▸ Exercise directions: Identify every line in the records below that contains the word "ylabel", and copy each of those lines.

▸ Extracted data:
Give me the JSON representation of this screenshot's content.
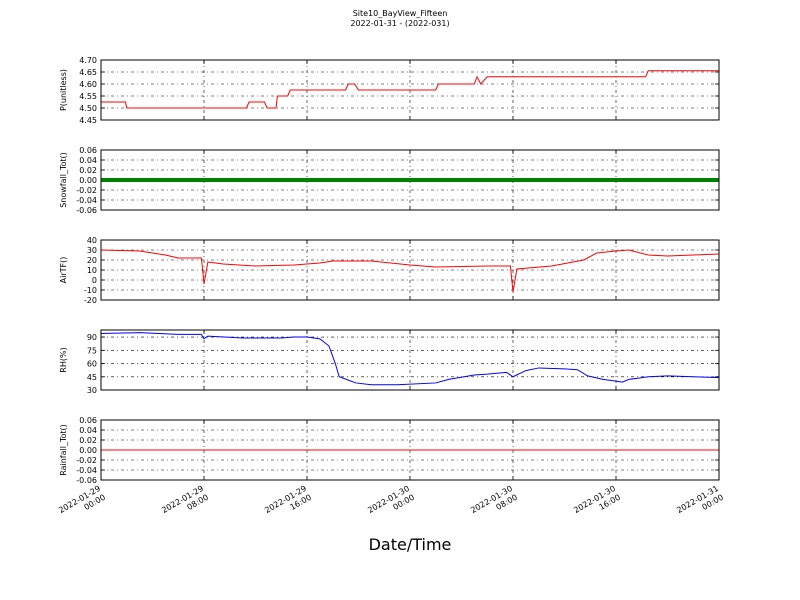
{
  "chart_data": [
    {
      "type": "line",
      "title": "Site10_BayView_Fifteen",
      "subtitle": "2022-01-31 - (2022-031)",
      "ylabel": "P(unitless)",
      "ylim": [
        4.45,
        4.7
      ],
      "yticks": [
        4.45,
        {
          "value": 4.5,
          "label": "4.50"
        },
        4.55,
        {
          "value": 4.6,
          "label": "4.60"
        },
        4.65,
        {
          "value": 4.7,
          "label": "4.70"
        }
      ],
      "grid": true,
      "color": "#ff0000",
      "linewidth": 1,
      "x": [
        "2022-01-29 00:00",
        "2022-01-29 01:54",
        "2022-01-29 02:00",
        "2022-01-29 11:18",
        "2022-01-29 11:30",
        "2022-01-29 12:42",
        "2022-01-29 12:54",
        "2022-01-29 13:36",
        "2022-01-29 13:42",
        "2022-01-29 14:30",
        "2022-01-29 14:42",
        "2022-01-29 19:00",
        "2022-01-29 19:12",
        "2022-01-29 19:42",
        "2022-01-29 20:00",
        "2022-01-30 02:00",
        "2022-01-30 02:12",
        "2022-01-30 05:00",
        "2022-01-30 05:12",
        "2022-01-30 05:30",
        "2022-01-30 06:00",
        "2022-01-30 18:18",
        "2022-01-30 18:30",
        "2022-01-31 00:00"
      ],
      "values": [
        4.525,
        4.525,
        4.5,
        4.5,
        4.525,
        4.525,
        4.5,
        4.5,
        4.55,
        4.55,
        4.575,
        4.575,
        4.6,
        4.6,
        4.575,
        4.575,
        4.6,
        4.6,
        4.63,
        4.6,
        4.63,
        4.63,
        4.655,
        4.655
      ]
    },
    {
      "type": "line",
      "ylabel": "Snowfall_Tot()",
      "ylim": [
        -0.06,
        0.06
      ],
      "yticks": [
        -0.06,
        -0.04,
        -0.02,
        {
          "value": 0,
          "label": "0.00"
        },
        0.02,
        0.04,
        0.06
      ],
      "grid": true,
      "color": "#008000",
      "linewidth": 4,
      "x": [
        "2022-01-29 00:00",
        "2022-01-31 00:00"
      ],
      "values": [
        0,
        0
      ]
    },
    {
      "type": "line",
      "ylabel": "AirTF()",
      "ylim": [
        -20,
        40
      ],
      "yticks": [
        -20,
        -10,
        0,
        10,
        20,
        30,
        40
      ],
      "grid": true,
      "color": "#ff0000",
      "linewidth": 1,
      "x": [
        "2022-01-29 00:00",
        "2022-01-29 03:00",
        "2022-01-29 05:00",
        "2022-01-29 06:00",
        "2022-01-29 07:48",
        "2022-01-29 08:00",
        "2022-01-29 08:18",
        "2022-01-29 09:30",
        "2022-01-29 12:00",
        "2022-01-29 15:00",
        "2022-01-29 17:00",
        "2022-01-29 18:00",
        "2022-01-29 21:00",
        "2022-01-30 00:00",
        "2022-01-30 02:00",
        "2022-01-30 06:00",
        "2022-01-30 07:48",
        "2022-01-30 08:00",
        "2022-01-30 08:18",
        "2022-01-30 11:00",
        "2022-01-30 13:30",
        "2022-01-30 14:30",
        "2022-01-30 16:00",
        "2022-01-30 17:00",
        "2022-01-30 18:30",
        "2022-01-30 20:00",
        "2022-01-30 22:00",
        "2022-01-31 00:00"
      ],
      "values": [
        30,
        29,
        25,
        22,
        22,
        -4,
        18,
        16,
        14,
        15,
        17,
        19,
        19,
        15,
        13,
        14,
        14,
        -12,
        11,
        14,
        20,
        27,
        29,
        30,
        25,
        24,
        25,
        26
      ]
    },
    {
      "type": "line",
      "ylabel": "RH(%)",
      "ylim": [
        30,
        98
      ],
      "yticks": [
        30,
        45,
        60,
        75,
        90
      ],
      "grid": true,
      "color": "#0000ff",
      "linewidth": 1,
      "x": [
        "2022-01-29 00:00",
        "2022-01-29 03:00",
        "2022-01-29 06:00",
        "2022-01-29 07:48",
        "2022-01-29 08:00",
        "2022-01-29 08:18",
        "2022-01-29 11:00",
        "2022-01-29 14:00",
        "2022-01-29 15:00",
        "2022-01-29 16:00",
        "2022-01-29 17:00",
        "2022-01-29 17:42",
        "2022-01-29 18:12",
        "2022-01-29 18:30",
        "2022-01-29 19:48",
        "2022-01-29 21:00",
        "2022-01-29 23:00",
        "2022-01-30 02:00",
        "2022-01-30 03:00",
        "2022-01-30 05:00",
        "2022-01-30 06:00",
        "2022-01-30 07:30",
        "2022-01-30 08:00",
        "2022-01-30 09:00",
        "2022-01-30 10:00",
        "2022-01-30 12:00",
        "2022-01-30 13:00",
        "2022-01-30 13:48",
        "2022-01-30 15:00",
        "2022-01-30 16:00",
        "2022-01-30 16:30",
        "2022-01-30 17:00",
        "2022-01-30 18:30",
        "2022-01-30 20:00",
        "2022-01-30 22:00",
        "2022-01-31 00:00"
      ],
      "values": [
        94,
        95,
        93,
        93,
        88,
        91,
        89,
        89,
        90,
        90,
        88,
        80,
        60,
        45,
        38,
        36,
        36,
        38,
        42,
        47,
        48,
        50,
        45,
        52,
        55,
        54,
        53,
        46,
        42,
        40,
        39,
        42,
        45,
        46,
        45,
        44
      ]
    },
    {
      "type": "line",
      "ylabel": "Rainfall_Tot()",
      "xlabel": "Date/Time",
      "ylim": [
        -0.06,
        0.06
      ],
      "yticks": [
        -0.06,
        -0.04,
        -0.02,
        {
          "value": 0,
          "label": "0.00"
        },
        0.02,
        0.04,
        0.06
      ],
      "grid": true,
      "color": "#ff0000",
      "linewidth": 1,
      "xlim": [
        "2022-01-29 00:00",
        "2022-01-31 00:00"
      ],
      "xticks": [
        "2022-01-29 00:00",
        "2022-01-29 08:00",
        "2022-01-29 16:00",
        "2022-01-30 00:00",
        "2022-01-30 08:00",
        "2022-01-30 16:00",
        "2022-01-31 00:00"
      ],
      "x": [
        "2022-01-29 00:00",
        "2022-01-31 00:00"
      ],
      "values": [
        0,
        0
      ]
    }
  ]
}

▸ Task answer:
      "ylabel": "P(unitless)",
      "ylabel": "Snowfall_Tot()",
      "ylabel": "AirTF()",
      "ylabel": "RH(%)",
      "ylabel": "Rainfall_Tot()",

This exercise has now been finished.